START Data shown
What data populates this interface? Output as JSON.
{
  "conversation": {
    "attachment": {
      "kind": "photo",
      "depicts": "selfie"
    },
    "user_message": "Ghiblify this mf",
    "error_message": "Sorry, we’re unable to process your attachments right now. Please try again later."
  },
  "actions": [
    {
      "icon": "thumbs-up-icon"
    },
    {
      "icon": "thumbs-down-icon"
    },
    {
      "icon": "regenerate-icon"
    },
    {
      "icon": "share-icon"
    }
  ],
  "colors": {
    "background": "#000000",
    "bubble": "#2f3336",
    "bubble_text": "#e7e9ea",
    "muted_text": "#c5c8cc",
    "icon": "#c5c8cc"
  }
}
END Data shown
What the exercise asks:
Reproduce the data shown above exactly.

Reply to the exercise:
What data populates this interface? Output as JSON.
{
  "conversation": {
    "attachment": {
      "kind": "photo",
      "depicts": "selfie"
    },
    "user_message": "Ghiblify this mf",
    "error_message": "Sorry, we’re unable to process your attachments right now. Please try again later."
  },
  "actions": [
    {
      "icon": "thumbs-up-icon"
    },
    {
      "icon": "thumbs-down-icon"
    },
    {
      "icon": "regenerate-icon"
    },
    {
      "icon": "share-icon"
    }
  ],
  "colors": {
    "background": "#000000",
    "bubble": "#2f3336",
    "bubble_text": "#e7e9ea",
    "muted_text": "#c5c8cc",
    "icon": "#c5c8cc"
  }
}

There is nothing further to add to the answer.